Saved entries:
+ + + + +

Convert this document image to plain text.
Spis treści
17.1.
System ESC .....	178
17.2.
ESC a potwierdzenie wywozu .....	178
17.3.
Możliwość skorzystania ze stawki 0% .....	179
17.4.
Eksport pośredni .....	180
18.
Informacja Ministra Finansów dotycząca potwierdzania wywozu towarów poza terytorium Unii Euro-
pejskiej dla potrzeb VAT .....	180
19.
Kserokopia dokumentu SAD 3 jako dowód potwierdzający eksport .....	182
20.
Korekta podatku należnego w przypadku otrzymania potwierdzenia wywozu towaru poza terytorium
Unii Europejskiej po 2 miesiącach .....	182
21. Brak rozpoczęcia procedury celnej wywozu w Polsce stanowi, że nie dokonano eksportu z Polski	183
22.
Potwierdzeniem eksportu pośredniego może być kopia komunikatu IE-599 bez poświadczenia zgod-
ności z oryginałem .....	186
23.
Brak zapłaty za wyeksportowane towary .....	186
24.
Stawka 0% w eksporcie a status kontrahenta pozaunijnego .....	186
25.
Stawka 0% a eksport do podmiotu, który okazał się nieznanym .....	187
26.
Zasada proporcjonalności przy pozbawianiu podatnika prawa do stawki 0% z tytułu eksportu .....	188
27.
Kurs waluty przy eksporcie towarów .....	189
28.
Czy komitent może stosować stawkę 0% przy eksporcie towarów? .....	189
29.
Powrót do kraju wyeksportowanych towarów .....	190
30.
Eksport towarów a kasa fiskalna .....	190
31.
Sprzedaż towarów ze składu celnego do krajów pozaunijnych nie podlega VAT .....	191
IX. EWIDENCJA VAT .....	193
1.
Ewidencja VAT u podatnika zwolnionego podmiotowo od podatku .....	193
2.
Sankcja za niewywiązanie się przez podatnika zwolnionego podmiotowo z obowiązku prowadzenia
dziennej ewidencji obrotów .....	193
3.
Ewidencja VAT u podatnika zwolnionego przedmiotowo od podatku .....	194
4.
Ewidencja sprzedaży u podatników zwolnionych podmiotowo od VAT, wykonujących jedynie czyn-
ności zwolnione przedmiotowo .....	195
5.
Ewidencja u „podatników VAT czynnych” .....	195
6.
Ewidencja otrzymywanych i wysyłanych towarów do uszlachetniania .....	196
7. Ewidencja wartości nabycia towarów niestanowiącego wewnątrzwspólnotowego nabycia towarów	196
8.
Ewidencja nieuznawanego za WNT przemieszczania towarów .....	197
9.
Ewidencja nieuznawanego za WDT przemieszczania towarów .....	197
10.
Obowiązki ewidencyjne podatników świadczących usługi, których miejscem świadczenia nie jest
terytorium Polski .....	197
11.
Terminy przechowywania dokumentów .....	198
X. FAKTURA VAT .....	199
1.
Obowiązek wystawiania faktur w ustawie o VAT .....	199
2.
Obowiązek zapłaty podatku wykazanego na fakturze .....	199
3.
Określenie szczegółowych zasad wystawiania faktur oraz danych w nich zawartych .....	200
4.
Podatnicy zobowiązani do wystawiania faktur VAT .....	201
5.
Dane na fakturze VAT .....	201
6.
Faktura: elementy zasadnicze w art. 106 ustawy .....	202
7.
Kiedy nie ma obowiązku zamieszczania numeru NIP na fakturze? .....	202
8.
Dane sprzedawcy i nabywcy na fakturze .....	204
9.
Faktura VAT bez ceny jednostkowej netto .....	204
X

+ + + + +

Exercise brief:
Write out the whole listing again, exactly as it stands.

Solution for this exercise:
Convert this document image to plain text.
Spis treści
17.1.
System ESC .....	178
17.2.
ESC a potwierdzenie wywozu .....	178
17.3.
Możliwość skorzystania ze stawki 0% .....	179
17.4.
Eksport pośredni .....	180
18.
Informacja Ministra Finansów dotycząca potwierdzania wywozu towarów poza terytorium Unii Euro-
pejskiej dla potrzeb VAT .....	180
19.
Kserokopia dokumentu SAD 3 jako dowód potwierdzający eksport .....	182
20.
Korekta podatku należnego w przypadku otrzymania potwierdzenia wywozu towaru poza terytorium
Unii Europejskiej po 2 miesiącach .....	182
21. Brak rozpoczęcia procedury celnej wywozu w Polsce stanowi, że nie dokonano eksportu z Polski	183
22.
Potwierdzeniem eksportu pośredniego może być kopia komunikatu IE-599 bez poświadczenia zgod-
ności z oryginałem .....	186
23.
Brak zapłaty za wyeksportowane towary .....	186
24.
Stawka 0% w eksporcie a status kontrahenta pozaunijnego .....	186
25.
Stawka 0% a eksport do podmiotu, który okazał się nieznanym .....	187
26.
Zasada proporcjonalności przy pozbawianiu podatnika prawa do stawki 0% z tytułu eksportu .....	188
27.
Kurs waluty przy eksporcie towarów .....	189
28.
Czy komitent może stosować stawkę 0% przy eksporcie towarów? .....	189
29.
Powrót do kraju wyeksportowanych towarów .....	190
30.
Eksport towarów a kasa fiskalna .....	190
31.
Sprzedaż towarów ze składu celnego do krajów pozaunijnych nie podlega VAT .....	191
IX. EWIDENCJA VAT .....	193
1.
Ewidencja VAT u podatnika zwolnionego podmiotowo od podatku .....	193
2.
Sankcja za niewywiązanie się przez podatnika zwolnionego podmiotowo z obowiązku prowadzenia
dziennej ewidencji obrotów .....	193
3.
Ewidencja VAT u podatnika zwolnionego przedmiotowo od podatku .....	194
4.
Ewidencja sprzedaży u podatników zwolnionych podmiotowo od VAT, wykonujących jedynie czyn-
ności zwolnione przedmiotowo .....	195
5.
Ewidencja u „podatników VAT czynnych” .....	195
6.
Ewidencja otrzymywanych i wysyłanych towarów do uszlachetniania .....	196
7. Ewidencja wartości nabycia towarów niestanowiącego wewnątrzwspólnotowego nabycia towarów	196
8.
Ewidencja nieuznawanego za WNT przemieszczania towarów .....	197
9.
Ewidencja nieuznawanego za WDT przemieszczania towarów .....	197
10.
Obowiązki ewidencyjne podatników świadczących usługi, których miejscem świadczenia nie jest
terytorium Polski .....	197
11.
Terminy przechowywania dokumentów .....	198
X. FAKTURA VAT .....	199
1.
Obowiązek wystawiania faktur w ustawie o VAT .....	199
2.
Obowiązek zapłaty podatku wykazanego na fakturze .....	199
3.
Określenie szczegółowych zasad wystawiania faktur oraz danych w nich zawartych .....	200
4.
Podatnicy zobowiązani do wystawiania faktur VAT .....	201
5.
Dane na fakturze VAT .....	201
6.
Faktura: elementy zasadnicze w art. 106 ustawy .....	202
7.
Kiedy nie ma obowiązku zamieszczania numeru NIP na fakturze? .....	202
8.
Dane sprzedawcy i nabywcy na fakturze .....	204
9.
Faktura VAT bez ceny jednostkowej netto .....	204
X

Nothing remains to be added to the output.